- Items:
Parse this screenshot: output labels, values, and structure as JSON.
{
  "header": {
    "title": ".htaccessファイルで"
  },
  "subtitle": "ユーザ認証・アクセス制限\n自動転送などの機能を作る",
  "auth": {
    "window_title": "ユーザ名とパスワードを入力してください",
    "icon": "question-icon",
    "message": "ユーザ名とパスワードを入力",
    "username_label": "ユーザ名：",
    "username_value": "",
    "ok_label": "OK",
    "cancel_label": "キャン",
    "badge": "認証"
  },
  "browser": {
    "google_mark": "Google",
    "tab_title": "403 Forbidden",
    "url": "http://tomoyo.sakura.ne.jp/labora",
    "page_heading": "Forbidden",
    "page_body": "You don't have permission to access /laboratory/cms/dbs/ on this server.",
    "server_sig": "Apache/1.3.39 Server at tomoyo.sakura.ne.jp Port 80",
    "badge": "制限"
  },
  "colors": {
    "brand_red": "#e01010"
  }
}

- Written task: Write an exact transcription of every entry above.

- Answer for this exercise:
Parse this screenshot: output labels, values, and structure as JSON.
{
  "header": {
    "title": ".htaccessファイルで"
  },
  "subtitle": "ユーザ認証・アクセス制限\n自動転送などの機能を作る",
  "auth": {
    "window_title": "ユーザ名とパスワードを入力してください",
    "icon": "question-icon",
    "message": "ユーザ名とパスワードを入力",
    "username_label": "ユーザ名：",
    "username_value": "",
    "ok_label": "OK",
    "cancel_label": "キャン",
    "badge": "認証"
  },
  "browser": {
    "google_mark": "Google",
    "tab_title": "403 Forbidden",
    "url": "http://tomoyo.sakura.ne.jp/labora",
    "page_heading": "Forbidden",
    "page_body": "You don't have permission to access /laboratory/cms/dbs/ on this server.",
    "server_sig": "Apache/1.3.39 Server at tomoyo.sakura.ne.jp Port 80",
    "badge": "制限"
  },
  "colors": {
    "brand_red": "#e01010"
  }
}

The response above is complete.